*Exercise*
The listing below should be copied in full, word for word.
### Available records ###
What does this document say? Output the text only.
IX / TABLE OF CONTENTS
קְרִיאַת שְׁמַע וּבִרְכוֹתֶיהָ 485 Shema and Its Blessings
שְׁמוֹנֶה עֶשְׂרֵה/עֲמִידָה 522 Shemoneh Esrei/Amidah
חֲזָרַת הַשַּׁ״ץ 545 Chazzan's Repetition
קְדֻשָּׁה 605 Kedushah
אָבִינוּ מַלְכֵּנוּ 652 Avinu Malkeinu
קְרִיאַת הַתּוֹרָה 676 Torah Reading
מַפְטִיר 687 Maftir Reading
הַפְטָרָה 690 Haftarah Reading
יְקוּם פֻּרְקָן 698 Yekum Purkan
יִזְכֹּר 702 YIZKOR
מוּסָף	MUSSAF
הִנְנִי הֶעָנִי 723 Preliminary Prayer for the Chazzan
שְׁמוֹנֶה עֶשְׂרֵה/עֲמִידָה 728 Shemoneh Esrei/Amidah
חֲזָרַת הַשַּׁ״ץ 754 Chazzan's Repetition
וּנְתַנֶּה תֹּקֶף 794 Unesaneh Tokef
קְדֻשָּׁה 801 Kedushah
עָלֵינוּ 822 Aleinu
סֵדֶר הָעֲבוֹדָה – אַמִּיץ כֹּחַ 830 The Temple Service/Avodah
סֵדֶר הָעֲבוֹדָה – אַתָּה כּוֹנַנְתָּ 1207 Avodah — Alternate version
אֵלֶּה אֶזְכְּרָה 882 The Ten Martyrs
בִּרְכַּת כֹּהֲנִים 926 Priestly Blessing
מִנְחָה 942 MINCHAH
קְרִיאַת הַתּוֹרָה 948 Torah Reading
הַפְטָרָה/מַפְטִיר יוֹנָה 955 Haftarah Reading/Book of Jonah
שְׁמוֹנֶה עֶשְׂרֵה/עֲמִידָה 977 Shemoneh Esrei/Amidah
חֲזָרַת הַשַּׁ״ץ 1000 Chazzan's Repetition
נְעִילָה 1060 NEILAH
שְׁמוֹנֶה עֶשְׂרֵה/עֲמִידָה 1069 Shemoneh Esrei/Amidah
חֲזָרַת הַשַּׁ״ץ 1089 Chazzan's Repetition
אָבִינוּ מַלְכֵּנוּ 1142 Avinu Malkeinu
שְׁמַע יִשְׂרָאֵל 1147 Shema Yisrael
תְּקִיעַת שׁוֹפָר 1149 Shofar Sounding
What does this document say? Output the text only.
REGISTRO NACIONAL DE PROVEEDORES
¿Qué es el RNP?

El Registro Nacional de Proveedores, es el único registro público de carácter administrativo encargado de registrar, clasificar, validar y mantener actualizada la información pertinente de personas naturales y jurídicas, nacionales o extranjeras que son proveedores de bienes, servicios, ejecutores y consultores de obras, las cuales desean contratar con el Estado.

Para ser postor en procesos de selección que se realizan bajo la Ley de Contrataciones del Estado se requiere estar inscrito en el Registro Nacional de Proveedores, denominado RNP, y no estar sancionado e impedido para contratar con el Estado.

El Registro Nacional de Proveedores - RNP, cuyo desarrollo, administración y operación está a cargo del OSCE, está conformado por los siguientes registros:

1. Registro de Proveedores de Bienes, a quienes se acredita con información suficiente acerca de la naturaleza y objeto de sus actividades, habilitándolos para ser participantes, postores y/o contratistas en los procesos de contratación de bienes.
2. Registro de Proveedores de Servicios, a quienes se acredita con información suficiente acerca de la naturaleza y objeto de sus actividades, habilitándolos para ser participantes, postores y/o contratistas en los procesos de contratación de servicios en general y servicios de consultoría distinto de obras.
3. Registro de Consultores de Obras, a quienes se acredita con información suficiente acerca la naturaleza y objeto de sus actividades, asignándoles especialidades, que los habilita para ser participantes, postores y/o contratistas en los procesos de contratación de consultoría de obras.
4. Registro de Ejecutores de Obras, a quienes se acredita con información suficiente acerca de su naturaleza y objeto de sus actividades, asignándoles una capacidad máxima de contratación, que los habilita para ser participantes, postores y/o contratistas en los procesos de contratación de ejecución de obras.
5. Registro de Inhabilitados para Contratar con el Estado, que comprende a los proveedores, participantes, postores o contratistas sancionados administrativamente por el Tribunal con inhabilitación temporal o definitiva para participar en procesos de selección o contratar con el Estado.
###
*Full answer*
What does this document say? Output the text only.
IX / TABLE OF CONTENTS
קְרִיאַת שְׁמַע וּבִרְכוֹתֶיהָ 485 Shema and Its Blessings
שְׁמוֹנֶה עֶשְׂרֵה/עֲמִידָה 522 Shemoneh Esrei/Amidah
חֲזָרַת הַשַּׁ״ץ 545 Chazzan's Repetition
קְדֻשָּׁה 605 Kedushah
אָבִינוּ מַלְכֵּנוּ 652 Avinu Malkeinu
קְרִיאַת הַתּוֹרָה 676 Torah Reading
מַפְטִיר 687 Maftir Reading
הַפְטָרָה 690 Haftarah Reading
יְקוּם פֻּרְקָן 698 Yekum Purkan
יִזְכֹּר 702 YIZKOR
מוּסָף	MUSSAF
הִנְנִי הֶעָנִי 723 Preliminary Prayer for the Chazzan
שְׁמוֹנֶה עֶשְׂרֵה/עֲמִידָה 728 Shemoneh Esrei/Amidah
חֲזָרַת הַשַּׁ״ץ 754 Chazzan's Repetition
וּנְתַנֶּה תֹּקֶף 794 Unesaneh Tokef
קְדֻשָּׁה 801 Kedushah
עָלֵינוּ 822 Aleinu
סֵדֶר הָעֲבוֹדָה – אַמִּיץ כֹּחַ 830 The Temple Service/Avodah
סֵדֶר הָעֲבוֹדָה – אַתָּה כּוֹנַנְתָּ 1207 Avodah — Alternate version
אֵלֶּה אֶזְכְּרָה 882 The Ten Martyrs
בִּרְכַּת כֹּהֲנִים 926 Priestly Blessing
מִנְחָה 942 MINCHAH
קְרִיאַת הַתּוֹרָה 948 Torah Reading
הַפְטָרָה/מַפְטִיר יוֹנָה 955 Haftarah Reading/Book of Jonah
שְׁמוֹנֶה עֶשְׂרֵה/עֲמִידָה 977 Shemoneh Esrei/Amidah
חֲזָרַת הַשַּׁ״ץ 1000 Chazzan's Repetition
נְעִילָה 1060 NEILAH
שְׁמוֹנֶה עֶשְׂרֵה/עֲמִידָה 1069 Shemoneh Esrei/Amidah
חֲזָרַת הַשַּׁ״ץ 1089 Chazzan's Repetition
אָבִינוּ מַלְכֵּנוּ 1142 Avinu Malkeinu
שְׁמַע יִשְׂרָאֵל 1147 Shema Yisrael
תְּקִיעַת שׁוֹפָר 1149 Shofar Sounding
What does this document say? Output the text only.
REGISTRO NACIONAL DE PROVEEDORES
¿Qué es el RNP?

El Registro Nacional de Proveedores, es el único registro público de carácter administrativo encargado de registrar, clasificar, validar y mantener actualizada la información pertinente de personas naturales y jurídicas, nacionales o extranjeras que son proveedores de bienes, servicios, ejecutores y consultores de obras, las cuales desean contratar con el Estado.

Para ser postor en procesos de selección que se realizan bajo la Ley de Contrataciones del Estado se requiere estar inscrito en el Registro Nacional de Proveedores, denominado RNP, y no estar sancionado e impedido para contratar con el Estado.

El Registro Nacional de Proveedores - RNP, cuyo desarrollo, administración y operación está a cargo del OSCE, está conformado por los siguientes registros:

1. Registro de Proveedores de Bienes, a quienes se acredita con información suficiente acerca de la naturaleza y objeto de sus actividades, habilitándolos para ser participantes, postores y/o contratistas en los procesos de contratación de bienes.
2. Registro de Proveedores de Servicios, a quienes se acredita con información suficiente acerca de la naturaleza y objeto de sus actividades, habilitándolos para ser participantes, postores y/o contratistas en los procesos de contratación de servicios en general y servicios de consultoría distinto de obras.
3. Registro de Consultores de Obras, a quienes se acredita con información suficiente acerca la naturaleza y objeto de sus actividades, asignándoles especialidades, que los habilita para ser participantes, postores y/o contratistas en los procesos de contratación de consultoría de obras.
4. Registro de Ejecutores de Obras, a quienes se acredita con información suficiente acerca de su naturaleza y objeto de sus actividades, asignándoles una capacidad máxima de contratación, que los habilita para ser participantes, postores y/o contratistas en los procesos de contratación de ejecución de obras.
5. Registro de Inhabilitados para Contratar con el Estado, que comprende a los proveedores, participantes, postores o contratistas sancionados administrativamente por el Tribunal con inhabilitación temporal o definitiva para participar en procesos de selección o contratar con el Estado.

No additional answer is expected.